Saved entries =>
_ _ _ _ _

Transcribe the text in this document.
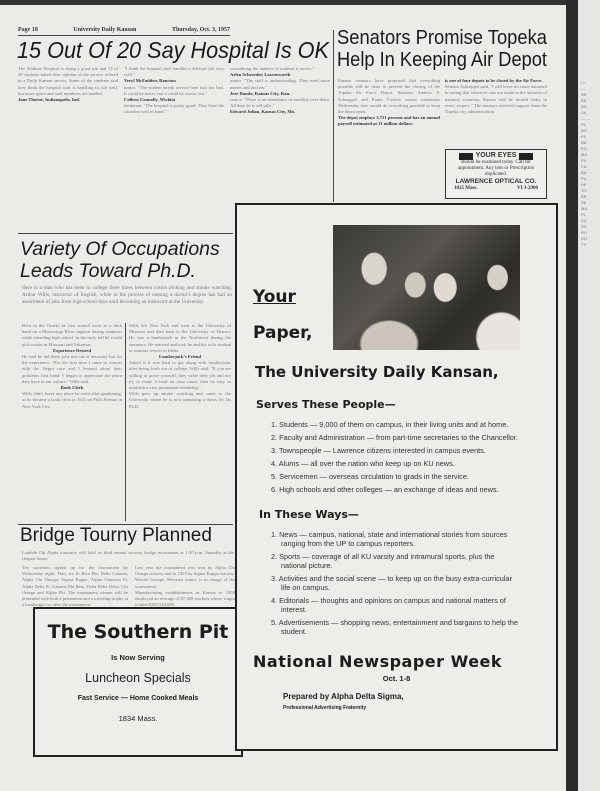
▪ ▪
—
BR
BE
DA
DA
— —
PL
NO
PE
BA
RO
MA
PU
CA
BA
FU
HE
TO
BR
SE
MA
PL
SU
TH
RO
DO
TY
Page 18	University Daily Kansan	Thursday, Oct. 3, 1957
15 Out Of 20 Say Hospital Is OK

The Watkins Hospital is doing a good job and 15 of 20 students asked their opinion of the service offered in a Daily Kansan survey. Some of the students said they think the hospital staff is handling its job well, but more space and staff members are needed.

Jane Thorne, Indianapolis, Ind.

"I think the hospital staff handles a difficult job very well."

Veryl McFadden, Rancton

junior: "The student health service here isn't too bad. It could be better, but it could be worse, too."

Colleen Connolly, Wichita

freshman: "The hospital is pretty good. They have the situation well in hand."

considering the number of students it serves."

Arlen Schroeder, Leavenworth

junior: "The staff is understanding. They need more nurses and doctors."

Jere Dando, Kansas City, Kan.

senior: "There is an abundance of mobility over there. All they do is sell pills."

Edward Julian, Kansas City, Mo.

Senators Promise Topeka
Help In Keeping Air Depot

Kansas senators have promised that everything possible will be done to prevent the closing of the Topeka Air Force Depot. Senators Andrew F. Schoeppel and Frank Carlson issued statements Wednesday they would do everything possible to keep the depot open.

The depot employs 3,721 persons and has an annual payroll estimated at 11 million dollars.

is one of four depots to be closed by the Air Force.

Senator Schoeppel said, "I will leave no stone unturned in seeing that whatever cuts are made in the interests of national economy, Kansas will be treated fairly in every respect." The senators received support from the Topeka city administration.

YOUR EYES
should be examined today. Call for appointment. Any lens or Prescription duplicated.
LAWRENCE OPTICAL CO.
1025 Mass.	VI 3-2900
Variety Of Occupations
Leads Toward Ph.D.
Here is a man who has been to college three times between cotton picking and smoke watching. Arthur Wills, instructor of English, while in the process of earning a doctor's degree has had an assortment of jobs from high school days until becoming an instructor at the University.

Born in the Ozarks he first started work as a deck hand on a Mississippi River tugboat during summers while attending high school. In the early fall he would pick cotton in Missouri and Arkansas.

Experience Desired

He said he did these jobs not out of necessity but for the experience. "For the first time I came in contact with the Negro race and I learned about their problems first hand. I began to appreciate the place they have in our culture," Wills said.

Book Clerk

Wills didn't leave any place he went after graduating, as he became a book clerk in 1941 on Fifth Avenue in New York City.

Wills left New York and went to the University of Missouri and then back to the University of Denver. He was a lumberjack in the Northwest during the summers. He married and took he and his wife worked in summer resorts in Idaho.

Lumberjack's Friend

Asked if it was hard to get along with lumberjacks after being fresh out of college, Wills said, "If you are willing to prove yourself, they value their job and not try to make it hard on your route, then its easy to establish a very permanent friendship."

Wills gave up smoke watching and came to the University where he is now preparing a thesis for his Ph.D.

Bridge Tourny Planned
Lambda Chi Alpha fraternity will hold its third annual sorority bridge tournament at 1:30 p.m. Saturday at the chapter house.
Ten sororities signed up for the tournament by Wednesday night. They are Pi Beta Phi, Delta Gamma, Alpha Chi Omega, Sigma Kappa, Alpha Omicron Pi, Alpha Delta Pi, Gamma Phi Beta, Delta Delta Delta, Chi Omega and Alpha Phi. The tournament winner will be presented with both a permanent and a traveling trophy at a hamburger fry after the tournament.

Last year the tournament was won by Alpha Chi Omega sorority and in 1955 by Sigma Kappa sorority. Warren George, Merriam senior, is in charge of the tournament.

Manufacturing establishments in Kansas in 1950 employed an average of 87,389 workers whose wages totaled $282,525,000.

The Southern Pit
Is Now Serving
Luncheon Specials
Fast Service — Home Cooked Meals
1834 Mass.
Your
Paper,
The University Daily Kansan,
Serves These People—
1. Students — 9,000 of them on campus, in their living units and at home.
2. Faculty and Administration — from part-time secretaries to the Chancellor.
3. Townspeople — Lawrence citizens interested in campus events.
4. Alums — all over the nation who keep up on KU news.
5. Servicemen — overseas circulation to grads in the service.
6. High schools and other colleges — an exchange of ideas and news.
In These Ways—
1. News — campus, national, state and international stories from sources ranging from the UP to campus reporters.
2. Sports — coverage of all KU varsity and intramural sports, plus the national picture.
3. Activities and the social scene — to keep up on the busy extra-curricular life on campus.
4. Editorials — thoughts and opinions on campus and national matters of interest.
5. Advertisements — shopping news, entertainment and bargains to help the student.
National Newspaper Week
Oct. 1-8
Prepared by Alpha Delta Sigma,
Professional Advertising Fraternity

_ _ _ _ _

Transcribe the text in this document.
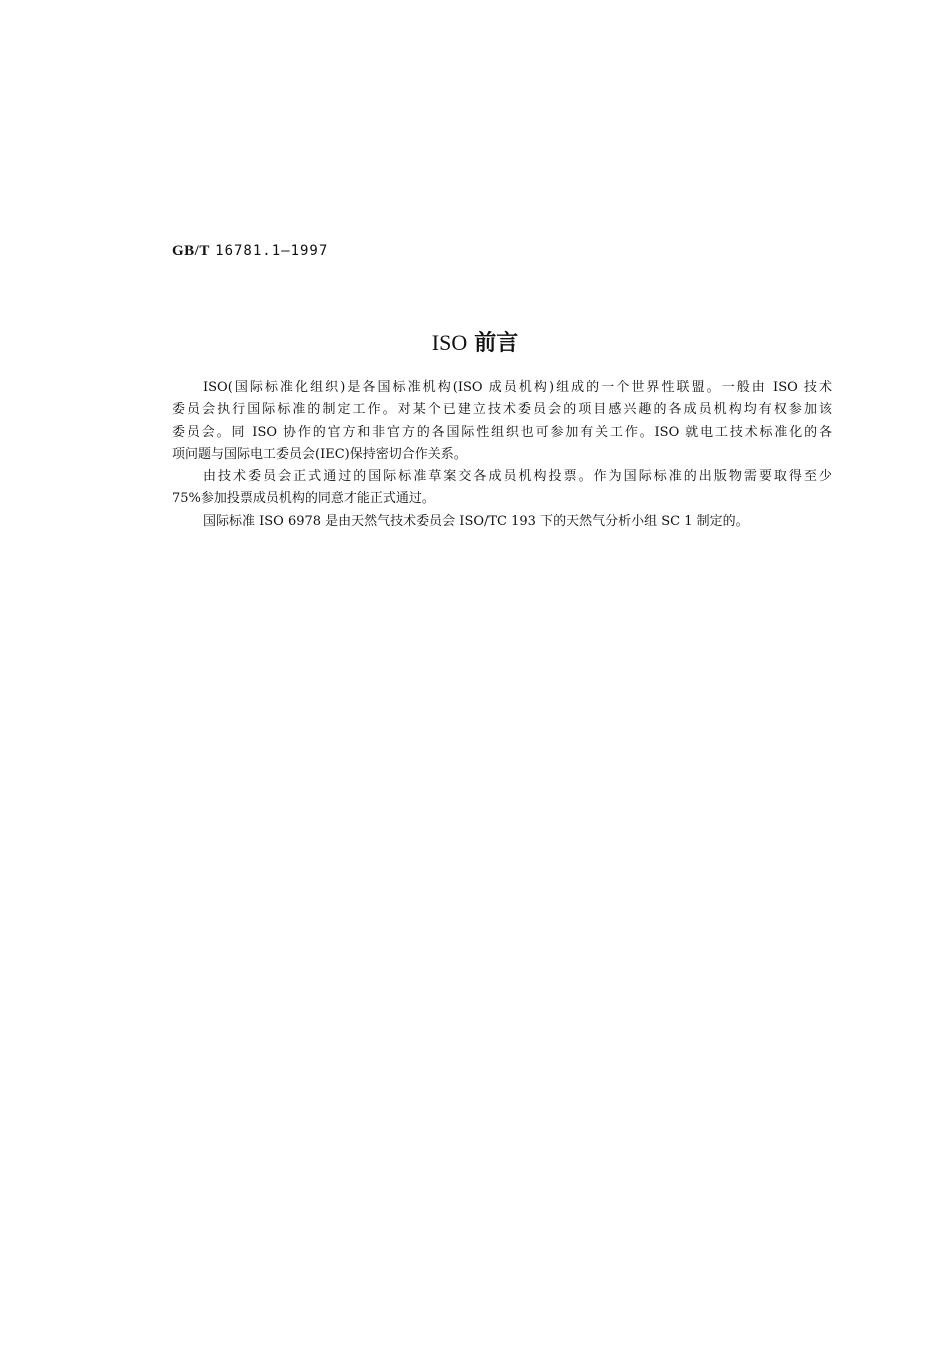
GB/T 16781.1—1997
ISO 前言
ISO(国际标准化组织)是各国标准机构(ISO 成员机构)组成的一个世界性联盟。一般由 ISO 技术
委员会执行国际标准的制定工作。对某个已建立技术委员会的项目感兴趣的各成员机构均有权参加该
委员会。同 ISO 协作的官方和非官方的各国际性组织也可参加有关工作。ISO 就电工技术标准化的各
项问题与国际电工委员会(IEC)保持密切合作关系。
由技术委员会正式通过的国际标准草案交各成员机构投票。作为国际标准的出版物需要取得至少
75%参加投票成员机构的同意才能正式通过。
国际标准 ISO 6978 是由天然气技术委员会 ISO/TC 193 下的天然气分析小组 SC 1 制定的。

_ _ _ _ _

WORK TO COMPLETE => From the records given above, copy all lines containing "summers".

FINAL RESULT =>
Born in the Ozarks he first started work as a deck hand on a Mississippi River tugboat during summers while attending high school. In the early fall he would pick cotton in Missouri and Arkansas.
Wills left New York and went to the University of Missouri and then back to the University of Denver. He was a lumberjack in the Northwest during the summers. He married and took he and his wife worked in summer resorts in Idaho.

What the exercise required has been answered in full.